::: Extracted records

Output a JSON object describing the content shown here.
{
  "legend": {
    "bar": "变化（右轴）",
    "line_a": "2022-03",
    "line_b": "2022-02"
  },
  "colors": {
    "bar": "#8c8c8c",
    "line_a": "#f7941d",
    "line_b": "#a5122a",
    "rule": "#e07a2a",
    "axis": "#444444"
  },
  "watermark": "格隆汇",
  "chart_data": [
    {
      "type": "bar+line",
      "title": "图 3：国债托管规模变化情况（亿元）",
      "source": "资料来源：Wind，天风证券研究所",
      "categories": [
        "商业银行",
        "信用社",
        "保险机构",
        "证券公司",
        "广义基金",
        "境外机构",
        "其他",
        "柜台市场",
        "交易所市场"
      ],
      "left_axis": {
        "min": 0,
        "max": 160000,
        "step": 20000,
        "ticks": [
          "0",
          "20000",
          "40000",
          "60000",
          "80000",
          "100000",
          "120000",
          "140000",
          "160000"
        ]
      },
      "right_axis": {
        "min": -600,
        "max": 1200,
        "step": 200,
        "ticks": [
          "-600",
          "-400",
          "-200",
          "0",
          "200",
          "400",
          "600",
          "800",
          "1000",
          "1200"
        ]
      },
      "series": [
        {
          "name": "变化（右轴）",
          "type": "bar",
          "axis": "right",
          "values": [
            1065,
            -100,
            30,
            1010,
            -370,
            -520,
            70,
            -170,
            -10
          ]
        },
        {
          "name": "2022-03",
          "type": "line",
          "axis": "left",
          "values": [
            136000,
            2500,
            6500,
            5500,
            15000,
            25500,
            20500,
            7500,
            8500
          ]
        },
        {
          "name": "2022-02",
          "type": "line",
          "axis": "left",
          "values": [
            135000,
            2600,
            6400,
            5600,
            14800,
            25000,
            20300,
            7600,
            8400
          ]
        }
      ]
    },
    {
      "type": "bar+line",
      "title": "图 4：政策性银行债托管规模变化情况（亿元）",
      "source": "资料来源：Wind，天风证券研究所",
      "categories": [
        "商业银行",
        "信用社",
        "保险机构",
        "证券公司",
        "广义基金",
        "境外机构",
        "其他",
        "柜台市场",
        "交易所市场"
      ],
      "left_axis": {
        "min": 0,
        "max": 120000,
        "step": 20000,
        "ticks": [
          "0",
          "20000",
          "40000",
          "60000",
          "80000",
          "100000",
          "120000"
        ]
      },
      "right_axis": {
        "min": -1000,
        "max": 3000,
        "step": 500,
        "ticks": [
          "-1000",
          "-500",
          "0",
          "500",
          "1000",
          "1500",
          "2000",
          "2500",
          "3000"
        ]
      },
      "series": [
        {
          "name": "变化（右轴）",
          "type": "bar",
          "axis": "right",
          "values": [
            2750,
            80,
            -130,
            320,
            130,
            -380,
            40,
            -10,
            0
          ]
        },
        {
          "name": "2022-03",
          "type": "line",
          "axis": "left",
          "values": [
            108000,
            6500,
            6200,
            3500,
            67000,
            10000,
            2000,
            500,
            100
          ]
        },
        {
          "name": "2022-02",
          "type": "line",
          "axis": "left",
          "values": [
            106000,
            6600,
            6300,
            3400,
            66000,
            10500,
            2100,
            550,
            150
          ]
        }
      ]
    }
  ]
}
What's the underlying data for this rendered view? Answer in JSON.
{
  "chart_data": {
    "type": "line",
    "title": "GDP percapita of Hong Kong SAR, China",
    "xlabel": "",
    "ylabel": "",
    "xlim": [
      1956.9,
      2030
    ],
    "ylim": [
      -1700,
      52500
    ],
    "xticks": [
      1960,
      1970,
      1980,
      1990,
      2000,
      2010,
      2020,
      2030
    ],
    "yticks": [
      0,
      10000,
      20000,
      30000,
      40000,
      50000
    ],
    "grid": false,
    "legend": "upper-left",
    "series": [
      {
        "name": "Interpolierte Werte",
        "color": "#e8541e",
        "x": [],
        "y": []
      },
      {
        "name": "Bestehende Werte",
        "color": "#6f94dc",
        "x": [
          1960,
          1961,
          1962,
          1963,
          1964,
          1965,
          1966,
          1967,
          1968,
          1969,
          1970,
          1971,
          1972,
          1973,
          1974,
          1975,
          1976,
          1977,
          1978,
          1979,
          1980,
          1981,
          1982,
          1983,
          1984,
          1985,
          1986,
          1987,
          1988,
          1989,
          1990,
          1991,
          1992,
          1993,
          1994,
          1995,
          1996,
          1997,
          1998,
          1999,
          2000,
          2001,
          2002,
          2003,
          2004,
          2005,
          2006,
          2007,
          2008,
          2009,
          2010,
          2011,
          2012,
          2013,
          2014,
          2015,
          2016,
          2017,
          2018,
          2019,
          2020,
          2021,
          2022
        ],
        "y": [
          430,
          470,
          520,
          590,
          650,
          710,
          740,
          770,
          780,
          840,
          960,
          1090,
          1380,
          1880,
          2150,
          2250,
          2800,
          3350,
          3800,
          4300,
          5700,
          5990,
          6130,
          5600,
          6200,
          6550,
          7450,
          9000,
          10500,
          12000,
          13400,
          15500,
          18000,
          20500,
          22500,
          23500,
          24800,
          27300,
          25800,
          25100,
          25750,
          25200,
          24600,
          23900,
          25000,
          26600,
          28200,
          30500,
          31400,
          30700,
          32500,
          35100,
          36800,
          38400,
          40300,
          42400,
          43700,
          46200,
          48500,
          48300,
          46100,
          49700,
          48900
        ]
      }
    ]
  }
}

::::::

*Set exercise*. From the data above, copy each line that holds "step".

*Task answer*.
        "step": 20000,
        "step": 200,
        "step": 20000,
        "step": 500,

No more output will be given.